■ **Exercise directions**: Show only lines that include "name".

### Input records

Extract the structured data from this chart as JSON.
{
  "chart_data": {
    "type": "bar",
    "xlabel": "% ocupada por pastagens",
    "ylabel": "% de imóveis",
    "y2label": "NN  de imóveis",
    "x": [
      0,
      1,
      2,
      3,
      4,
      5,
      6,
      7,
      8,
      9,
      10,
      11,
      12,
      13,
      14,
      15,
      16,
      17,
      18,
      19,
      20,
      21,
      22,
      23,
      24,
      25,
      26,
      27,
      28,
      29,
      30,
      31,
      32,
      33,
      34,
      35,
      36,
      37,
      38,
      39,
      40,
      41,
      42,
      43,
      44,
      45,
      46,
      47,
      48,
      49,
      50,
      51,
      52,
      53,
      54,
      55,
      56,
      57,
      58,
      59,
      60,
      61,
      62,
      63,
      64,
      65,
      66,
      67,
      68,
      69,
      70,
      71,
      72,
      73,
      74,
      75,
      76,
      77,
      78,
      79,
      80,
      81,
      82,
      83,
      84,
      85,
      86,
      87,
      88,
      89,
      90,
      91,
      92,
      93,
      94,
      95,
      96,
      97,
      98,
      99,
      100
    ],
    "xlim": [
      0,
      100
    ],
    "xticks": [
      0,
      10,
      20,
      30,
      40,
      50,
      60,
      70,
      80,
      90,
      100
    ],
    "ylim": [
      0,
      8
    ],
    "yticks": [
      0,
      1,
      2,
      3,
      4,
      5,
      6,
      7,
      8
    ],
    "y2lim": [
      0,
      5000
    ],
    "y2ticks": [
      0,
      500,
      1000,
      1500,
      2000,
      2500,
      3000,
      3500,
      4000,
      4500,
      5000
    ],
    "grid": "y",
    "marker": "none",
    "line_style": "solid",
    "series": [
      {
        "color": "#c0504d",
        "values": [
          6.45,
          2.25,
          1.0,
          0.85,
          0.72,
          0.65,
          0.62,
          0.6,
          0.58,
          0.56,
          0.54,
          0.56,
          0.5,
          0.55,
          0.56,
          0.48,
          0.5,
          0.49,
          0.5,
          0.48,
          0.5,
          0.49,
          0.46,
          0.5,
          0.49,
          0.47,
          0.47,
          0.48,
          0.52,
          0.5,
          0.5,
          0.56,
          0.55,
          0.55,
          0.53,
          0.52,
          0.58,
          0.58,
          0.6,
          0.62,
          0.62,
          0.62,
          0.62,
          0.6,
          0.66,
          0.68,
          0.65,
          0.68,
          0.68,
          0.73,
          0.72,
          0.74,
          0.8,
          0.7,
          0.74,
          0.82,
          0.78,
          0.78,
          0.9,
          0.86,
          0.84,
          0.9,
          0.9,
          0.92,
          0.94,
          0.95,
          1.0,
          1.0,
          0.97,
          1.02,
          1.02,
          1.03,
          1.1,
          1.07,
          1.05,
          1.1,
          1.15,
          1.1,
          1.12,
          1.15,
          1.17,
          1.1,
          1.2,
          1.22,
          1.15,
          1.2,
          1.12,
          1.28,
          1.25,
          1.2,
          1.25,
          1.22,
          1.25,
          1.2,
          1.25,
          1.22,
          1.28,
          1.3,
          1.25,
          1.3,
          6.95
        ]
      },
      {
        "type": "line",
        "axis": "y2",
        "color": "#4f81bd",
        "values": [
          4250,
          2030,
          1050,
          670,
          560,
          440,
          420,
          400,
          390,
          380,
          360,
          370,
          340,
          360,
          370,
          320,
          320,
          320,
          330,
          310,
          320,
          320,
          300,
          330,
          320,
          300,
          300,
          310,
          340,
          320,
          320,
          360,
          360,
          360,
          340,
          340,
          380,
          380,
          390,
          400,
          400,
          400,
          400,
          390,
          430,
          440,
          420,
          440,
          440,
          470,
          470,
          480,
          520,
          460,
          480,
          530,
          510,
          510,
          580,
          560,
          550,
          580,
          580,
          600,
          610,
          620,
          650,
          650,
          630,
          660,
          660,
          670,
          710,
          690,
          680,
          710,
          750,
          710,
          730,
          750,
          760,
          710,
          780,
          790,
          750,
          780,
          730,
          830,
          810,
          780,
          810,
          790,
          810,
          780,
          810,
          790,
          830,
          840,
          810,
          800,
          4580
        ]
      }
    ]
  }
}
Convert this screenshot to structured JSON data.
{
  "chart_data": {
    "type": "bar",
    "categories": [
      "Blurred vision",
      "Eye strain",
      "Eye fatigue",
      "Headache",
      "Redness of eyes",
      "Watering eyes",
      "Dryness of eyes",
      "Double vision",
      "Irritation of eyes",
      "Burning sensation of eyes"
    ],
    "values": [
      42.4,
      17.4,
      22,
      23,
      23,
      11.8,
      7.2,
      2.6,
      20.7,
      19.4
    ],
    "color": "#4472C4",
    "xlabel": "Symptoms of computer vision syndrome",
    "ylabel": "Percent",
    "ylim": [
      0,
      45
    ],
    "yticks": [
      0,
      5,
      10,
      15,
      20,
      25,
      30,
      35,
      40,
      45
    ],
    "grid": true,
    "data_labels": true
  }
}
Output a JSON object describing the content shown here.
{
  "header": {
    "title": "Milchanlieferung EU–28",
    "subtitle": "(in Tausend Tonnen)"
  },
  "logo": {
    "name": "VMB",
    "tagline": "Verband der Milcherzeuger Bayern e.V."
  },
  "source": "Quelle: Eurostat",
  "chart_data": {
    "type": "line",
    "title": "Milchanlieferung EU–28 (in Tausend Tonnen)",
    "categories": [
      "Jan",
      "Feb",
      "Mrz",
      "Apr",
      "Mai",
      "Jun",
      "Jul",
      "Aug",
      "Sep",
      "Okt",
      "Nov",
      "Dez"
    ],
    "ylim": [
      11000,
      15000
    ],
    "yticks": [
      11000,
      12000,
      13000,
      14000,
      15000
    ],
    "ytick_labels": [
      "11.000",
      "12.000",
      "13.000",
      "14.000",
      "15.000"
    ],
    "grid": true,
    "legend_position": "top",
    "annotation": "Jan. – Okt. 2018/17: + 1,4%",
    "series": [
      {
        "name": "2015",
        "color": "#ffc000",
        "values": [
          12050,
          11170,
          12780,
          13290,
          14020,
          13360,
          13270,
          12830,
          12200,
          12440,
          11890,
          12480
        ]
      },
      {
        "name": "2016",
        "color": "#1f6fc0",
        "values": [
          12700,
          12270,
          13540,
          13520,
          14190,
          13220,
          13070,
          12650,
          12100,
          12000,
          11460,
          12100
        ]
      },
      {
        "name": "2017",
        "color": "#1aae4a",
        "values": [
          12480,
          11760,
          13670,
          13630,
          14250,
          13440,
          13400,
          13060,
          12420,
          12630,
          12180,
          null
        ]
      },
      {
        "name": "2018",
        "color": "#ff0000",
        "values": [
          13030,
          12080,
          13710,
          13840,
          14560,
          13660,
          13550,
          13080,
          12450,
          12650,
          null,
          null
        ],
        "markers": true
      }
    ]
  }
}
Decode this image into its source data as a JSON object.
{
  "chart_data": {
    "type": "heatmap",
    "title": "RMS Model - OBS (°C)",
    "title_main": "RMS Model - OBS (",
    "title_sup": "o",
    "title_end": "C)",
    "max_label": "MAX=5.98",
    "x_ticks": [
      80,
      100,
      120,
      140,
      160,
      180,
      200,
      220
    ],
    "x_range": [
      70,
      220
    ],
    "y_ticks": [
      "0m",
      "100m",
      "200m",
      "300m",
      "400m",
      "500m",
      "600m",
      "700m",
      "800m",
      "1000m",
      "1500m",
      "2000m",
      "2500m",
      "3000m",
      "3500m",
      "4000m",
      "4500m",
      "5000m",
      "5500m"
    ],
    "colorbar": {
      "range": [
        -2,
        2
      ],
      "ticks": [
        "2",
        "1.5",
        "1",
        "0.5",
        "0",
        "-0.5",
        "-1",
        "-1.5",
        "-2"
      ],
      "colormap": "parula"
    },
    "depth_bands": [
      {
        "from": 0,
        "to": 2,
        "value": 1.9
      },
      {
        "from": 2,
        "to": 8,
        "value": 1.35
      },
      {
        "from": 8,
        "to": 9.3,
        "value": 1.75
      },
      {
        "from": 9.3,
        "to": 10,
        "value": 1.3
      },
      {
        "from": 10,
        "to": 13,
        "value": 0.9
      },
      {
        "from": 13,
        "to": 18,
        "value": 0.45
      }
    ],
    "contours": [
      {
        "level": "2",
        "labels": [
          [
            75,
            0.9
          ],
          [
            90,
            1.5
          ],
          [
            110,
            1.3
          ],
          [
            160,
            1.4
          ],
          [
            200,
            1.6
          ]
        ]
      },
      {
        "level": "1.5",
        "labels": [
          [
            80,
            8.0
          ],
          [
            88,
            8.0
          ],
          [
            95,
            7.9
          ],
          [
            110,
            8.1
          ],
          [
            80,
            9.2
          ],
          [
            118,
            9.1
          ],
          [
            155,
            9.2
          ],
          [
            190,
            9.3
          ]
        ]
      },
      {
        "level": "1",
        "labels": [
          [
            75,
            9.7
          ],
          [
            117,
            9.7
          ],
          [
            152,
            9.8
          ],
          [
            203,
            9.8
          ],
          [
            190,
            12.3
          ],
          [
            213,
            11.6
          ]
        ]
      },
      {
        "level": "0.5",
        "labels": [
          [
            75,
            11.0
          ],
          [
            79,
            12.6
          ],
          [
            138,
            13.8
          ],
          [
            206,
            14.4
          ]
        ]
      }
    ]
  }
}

######

■ **Output**:
    "name": "VMB",
        "name": "2015",
        "name": "2016",
        "name": "2017",
        "name": "2018",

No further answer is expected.